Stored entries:

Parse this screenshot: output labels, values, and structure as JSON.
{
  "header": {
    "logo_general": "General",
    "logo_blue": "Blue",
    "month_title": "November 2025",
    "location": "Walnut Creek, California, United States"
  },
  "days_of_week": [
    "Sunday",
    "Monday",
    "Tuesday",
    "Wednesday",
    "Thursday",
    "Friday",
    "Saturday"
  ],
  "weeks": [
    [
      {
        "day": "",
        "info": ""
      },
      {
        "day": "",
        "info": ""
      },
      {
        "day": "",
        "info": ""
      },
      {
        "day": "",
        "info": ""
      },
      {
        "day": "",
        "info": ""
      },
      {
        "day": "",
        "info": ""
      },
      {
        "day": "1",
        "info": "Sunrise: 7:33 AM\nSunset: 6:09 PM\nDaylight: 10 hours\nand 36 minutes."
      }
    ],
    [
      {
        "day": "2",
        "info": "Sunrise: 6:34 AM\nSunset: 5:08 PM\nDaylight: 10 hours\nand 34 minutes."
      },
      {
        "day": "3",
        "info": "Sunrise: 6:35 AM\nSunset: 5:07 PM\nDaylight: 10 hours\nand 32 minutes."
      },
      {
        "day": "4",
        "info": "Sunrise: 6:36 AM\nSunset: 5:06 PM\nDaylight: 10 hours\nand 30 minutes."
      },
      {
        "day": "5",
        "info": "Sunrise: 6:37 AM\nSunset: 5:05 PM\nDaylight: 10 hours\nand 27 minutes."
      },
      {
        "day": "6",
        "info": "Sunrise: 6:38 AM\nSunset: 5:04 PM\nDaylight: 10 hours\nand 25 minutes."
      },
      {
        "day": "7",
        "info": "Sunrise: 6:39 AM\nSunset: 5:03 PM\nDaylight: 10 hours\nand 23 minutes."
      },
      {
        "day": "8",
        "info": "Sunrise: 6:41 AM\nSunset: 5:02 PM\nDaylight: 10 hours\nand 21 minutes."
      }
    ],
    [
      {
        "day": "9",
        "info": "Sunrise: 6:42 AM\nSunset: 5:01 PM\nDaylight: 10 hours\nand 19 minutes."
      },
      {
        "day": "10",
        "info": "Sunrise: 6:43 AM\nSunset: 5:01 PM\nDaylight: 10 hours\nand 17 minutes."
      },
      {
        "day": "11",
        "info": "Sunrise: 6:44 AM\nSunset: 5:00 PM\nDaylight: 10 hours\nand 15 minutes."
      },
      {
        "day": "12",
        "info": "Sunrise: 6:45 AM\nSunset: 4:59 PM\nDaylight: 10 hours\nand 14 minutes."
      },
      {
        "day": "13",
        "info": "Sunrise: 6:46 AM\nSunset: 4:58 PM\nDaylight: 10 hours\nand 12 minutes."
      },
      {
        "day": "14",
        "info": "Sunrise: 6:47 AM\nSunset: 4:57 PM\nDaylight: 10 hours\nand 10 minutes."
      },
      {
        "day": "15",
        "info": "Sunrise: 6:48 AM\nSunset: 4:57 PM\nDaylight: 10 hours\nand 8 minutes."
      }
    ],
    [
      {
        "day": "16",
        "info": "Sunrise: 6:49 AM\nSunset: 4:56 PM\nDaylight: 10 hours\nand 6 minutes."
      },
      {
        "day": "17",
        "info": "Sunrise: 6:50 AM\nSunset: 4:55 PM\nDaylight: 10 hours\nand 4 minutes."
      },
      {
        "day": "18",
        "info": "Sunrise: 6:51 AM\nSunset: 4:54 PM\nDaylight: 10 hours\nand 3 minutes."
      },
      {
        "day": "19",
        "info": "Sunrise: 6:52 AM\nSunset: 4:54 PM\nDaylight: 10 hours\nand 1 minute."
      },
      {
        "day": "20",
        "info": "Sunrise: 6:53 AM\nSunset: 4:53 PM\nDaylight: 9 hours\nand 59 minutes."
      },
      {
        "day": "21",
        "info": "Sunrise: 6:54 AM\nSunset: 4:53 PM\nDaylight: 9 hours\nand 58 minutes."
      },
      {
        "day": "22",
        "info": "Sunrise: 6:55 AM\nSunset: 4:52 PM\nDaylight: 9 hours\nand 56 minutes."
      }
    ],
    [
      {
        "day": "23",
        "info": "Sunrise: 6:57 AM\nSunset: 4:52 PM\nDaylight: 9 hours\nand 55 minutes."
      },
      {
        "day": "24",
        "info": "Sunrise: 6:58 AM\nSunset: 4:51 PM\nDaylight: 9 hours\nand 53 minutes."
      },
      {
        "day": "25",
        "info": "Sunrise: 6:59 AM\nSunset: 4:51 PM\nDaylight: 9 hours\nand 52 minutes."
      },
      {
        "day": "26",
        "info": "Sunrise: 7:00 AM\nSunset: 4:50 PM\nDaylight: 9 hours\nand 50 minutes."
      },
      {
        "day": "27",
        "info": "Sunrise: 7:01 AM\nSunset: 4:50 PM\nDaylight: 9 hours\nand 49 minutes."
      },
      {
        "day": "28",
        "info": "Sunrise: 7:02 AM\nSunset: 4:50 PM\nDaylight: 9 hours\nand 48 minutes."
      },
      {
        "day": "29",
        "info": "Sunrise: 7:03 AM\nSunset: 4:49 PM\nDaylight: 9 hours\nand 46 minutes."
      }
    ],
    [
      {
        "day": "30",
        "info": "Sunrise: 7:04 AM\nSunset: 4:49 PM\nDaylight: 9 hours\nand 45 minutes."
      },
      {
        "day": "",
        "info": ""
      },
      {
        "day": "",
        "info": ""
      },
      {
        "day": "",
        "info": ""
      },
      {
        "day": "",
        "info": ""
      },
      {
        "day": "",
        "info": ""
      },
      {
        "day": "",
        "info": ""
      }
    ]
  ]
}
* * *
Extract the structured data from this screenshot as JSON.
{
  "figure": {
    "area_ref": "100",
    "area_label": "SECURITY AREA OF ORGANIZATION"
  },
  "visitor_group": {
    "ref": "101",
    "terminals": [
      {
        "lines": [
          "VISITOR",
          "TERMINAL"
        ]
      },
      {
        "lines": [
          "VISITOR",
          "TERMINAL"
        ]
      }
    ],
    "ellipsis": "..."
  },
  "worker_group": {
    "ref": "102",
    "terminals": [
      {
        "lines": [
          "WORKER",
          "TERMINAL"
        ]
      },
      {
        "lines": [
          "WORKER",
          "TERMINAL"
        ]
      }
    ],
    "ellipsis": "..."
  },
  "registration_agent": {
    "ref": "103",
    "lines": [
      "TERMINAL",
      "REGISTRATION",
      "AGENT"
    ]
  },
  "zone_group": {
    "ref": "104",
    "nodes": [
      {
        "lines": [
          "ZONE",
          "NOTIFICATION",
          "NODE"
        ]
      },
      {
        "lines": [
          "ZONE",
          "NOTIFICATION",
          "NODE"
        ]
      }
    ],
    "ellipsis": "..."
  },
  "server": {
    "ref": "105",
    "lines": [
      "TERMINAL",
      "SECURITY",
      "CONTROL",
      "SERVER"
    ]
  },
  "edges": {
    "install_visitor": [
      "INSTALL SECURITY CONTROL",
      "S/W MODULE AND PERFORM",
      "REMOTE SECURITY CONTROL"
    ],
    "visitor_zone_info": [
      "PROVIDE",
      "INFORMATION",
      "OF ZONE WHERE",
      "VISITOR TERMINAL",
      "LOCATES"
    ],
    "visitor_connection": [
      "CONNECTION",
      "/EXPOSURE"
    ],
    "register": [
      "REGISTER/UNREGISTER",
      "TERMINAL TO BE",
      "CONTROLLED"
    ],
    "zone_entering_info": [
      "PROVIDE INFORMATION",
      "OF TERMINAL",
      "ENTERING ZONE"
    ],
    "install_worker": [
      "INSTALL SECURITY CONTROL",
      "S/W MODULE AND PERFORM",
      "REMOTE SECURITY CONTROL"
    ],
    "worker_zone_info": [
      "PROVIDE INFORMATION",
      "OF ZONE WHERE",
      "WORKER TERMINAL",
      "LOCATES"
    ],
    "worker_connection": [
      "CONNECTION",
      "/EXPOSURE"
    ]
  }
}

Stated problem — Of the lines above, how many hold the word "JSON"? Say the number alone.

Exercise solution — 2